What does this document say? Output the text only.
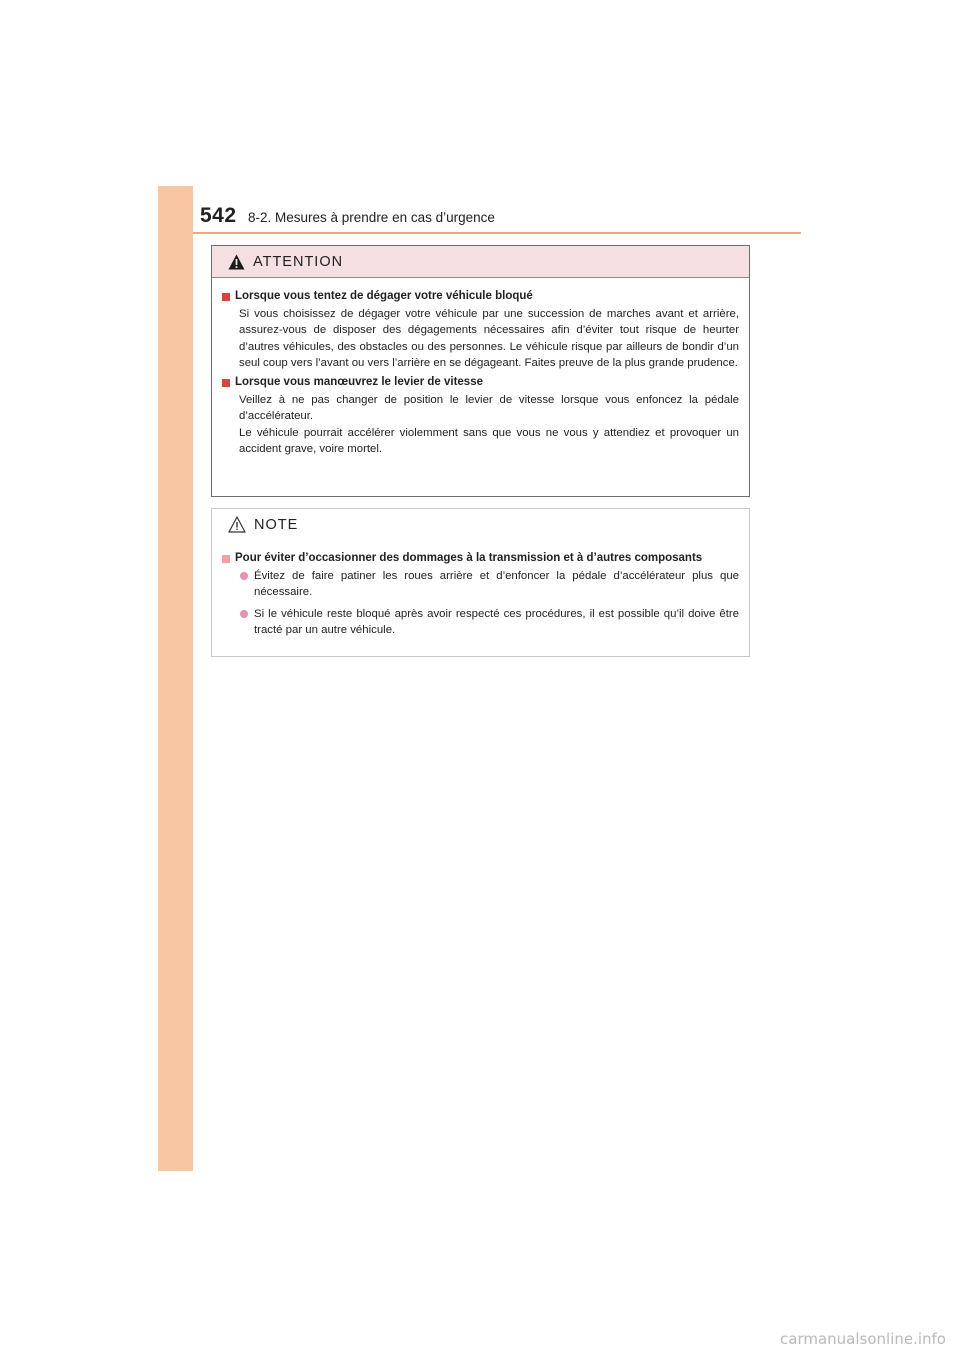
542 8-2. Mesures à prendre en cas d’urgence
ATTENTION
Lorsque vous tentez de dégager votre véhicule bloqué

Si vous choisissez de dégager votre véhicule par une succession de marches avant et arrière, assurez-vous de disposer des dégagements nécessaires afin d’éviter tout risque de heurter d’autres véhicules, des obstacles ou des personnes. Le véhicule risque par ailleurs de bondir d’un seul coup vers l’avant ou vers l’arrière en se dégageant. Faites preuve de la plus grande prudence.

Lorsque vous manœuvrez le levier de vitesse

Veillez à ne pas changer de position le levier de vitesse lorsque vous enfoncez la pédale d’accélérateur.

Le véhicule pourrait accélérer violemment sans que vous ne vous y attendiez et provoquer un accident grave, voire mortel.

NOTE
Pour éviter d’occasionner des dommages à la transmission et à d’autres composants
Évitez de faire patiner les roues arrière et d’enfoncer la pédale d’accélérateur plus que nécessaire.
Si le véhicule reste bloqué après avoir respecté ces procédures, il est possible qu’il doive être tracté par un autre véhicule.
carmanualsonline.info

● **Written instruction**: Scan the material above for the string "vous" and return the lines that hold it.

● **The result**:
Lorsque vous tentez de dégager votre véhicule bloqué
Si vous choisissez de dégager votre véhicule par une succession de marches avant et arrière, assurez-vous de disposer des dégagements nécessaires afin d’éviter tout risque de heurter d’autres véhicules, des obstacles ou des personnes. Le véhicule risque par ailleurs de bondir d’un seul coup vers l’avant ou vers l’arrière en se dégageant. Faites preuve de la plus grande prudence.
Lorsque vous manœuvrez le levier de vitesse
Veillez à ne pas changer de position le levier de vitesse lorsque vous enfoncez la pédale d’accélérateur.
Le véhicule pourrait accélérer violemment sans que vous ne vous y attendiez et provoquer un accident grave, voire mortel.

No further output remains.